▶ _WORK TO COMPLETE_: The records below need retyping in full; give them again exactly.

▶ _EXCERPTED RECORDS_:
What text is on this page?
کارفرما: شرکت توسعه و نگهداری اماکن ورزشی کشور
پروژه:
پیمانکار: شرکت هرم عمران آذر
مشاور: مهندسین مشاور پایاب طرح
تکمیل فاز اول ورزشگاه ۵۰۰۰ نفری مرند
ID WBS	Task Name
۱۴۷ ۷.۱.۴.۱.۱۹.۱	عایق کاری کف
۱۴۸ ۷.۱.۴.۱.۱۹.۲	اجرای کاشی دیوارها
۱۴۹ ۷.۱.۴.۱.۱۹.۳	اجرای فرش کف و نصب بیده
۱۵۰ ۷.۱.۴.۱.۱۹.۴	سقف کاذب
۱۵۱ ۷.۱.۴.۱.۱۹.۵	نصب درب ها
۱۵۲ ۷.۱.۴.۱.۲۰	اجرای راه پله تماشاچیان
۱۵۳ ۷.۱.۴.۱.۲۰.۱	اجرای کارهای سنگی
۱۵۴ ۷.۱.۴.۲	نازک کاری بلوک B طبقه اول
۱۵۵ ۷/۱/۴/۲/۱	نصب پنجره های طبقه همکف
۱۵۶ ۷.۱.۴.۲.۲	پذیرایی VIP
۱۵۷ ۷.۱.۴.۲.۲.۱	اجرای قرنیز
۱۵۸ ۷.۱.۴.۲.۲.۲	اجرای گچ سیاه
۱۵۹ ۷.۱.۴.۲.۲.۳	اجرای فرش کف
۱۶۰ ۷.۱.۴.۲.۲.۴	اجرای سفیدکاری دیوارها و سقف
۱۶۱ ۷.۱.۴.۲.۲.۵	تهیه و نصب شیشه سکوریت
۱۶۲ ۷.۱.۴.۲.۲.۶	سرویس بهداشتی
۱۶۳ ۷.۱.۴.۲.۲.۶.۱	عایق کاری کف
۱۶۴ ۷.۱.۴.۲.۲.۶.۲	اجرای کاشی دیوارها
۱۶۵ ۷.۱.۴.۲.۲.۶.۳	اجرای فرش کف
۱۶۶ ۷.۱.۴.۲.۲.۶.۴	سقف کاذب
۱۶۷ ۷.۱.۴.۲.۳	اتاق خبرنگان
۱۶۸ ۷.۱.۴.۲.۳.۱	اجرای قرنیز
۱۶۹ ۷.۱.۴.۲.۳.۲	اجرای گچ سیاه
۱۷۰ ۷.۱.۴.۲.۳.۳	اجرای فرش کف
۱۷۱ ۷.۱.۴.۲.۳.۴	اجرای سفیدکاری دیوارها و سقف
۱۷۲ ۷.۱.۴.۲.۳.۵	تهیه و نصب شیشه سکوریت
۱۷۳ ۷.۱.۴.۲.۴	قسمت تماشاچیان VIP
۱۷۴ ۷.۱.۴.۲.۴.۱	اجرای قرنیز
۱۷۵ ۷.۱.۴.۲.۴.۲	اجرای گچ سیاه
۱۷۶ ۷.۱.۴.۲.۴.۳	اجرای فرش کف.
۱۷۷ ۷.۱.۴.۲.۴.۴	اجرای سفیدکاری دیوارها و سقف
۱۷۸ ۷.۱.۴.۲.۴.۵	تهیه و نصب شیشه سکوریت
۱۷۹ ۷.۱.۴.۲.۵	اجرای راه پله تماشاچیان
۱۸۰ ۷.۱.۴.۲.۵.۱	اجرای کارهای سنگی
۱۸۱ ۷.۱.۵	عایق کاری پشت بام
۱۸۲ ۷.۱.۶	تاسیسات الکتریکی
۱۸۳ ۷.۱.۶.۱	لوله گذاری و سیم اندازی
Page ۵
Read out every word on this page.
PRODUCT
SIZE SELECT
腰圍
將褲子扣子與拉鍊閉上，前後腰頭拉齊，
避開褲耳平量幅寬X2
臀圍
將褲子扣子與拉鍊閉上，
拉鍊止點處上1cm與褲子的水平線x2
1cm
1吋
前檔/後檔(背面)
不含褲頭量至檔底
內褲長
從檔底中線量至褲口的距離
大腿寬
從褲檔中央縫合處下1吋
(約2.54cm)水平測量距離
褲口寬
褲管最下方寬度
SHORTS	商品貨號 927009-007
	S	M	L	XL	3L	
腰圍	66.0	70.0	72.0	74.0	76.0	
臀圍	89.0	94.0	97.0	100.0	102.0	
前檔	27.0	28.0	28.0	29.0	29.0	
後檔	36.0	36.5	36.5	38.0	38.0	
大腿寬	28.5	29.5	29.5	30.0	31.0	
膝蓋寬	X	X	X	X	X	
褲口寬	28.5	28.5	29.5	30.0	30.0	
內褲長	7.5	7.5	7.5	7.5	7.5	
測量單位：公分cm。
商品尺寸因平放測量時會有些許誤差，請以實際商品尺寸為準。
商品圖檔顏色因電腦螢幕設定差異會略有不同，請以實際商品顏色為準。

▶ _SOLUTION TO THIS PROBLEM_:
What text is on this page?
کارفرما: شرکت توسعه و نگهداری اماکن ورزشی کشور
پروژه:
پیمانکار: شرکت هرم عمران آذر
مشاور: مهندسین مشاور پایاب طرح
تکمیل فاز اول ورزشگاه ۵۰۰۰ نفری مرند
ID WBS	Task Name
۱۴۷ ۷.۱.۴.۱.۱۹.۱	عایق کاری کف
۱۴۸ ۷.۱.۴.۱.۱۹.۲	اجرای کاشی دیوارها
۱۴۹ ۷.۱.۴.۱.۱۹.۳	اجرای فرش کف و نصب بیده
۱۵۰ ۷.۱.۴.۱.۱۹.۴	سقف کاذب
۱۵۱ ۷.۱.۴.۱.۱۹.۵	نصب درب ها
۱۵۲ ۷.۱.۴.۱.۲۰	اجرای راه پله تماشاچیان
۱۵۳ ۷.۱.۴.۱.۲۰.۱	اجرای کارهای سنگی
۱۵۴ ۷.۱.۴.۲	نازک کاری بلوک B طبقه اول
۱۵۵ ۷/۱/۴/۲/۱	نصب پنجره های طبقه همکف
۱۵۶ ۷.۱.۴.۲.۲	پذیرایی VIP
۱۵۷ ۷.۱.۴.۲.۲.۱	اجرای قرنیز
۱۵۸ ۷.۱.۴.۲.۲.۲	اجرای گچ سیاه
۱۵۹ ۷.۱.۴.۲.۲.۳	اجرای فرش کف
۱۶۰ ۷.۱.۴.۲.۲.۴	اجرای سفیدکاری دیوارها و سقف
۱۶۱ ۷.۱.۴.۲.۲.۵	تهیه و نصب شیشه سکوریت
۱۶۲ ۷.۱.۴.۲.۲.۶	سرویس بهداشتی
۱۶۳ ۷.۱.۴.۲.۲.۶.۱	عایق کاری کف
۱۶۴ ۷.۱.۴.۲.۲.۶.۲	اجرای کاشی دیوارها
۱۶۵ ۷.۱.۴.۲.۲.۶.۳	اجرای فرش کف
۱۶۶ ۷.۱.۴.۲.۲.۶.۴	سقف کاذب
۱۶۷ ۷.۱.۴.۲.۳	اتاق خبرنگان
۱۶۸ ۷.۱.۴.۲.۳.۱	اجرای قرنیز
۱۶۹ ۷.۱.۴.۲.۳.۲	اجرای گچ سیاه
۱۷۰ ۷.۱.۴.۲.۳.۳	اجرای فرش کف
۱۷۱ ۷.۱.۴.۲.۳.۴	اجرای سفیدکاری دیوارها و سقف
۱۷۲ ۷.۱.۴.۲.۳.۵	تهیه و نصب شیشه سکوریت
۱۷۳ ۷.۱.۴.۲.۴	قسمت تماشاچیان VIP
۱۷۴ ۷.۱.۴.۲.۴.۱	اجرای قرنیز
۱۷۵ ۷.۱.۴.۲.۴.۲	اجرای گچ سیاه
۱۷۶ ۷.۱.۴.۲.۴.۳	اجرای فرش کف.
۱۷۷ ۷.۱.۴.۲.۴.۴	اجرای سفیدکاری دیوارها و سقف
۱۷۸ ۷.۱.۴.۲.۴.۵	تهیه و نصب شیشه سکوریت
۱۷۹ ۷.۱.۴.۲.۵	اجرای راه پله تماشاچیان
۱۸۰ ۷.۱.۴.۲.۵.۱	اجرای کارهای سنگی
۱۸۱ ۷.۱.۵	عایق کاری پشت بام
۱۸۲ ۷.۱.۶	تاسیسات الکتریکی
۱۸۳ ۷.۱.۶.۱	لوله گذاری و سیم اندازی
Page ۵
Read out every word on this page.
PRODUCT
SIZE SELECT
腰圍
將褲子扣子與拉鍊閉上，前後腰頭拉齊，
避開褲耳平量幅寬X2
臀圍
將褲子扣子與拉鍊閉上，
拉鍊止點處上1cm與褲子的水平線x2
1cm
1吋
前檔/後檔(背面)
不含褲頭量至檔底
內褲長
從檔底中線量至褲口的距離
大腿寬
從褲檔中央縫合處下1吋
(約2.54cm)水平測量距離
褲口寬
褲管最下方寬度
SHORTS	商品貨號 927009-007
	S	M	L	XL	3L	
腰圍	66.0	70.0	72.0	74.0	76.0	
臀圍	89.0	94.0	97.0	100.0	102.0	
前檔	27.0	28.0	28.0	29.0	29.0	
後檔	36.0	36.5	36.5	38.0	38.0	
大腿寬	28.5	29.5	29.5	30.0	31.0	
膝蓋寬	X	X	X	X	X	
褲口寬	28.5	28.5	29.5	30.0	30.0	
內褲長	7.5	7.5	7.5	7.5	7.5	
測量單位：公分cm。
商品尺寸因平放測量時會有些許誤差，請以實際商品尺寸為準。
商品圖檔顏色因電腦螢幕設定差異會略有不同，請以實際商品顏色為準。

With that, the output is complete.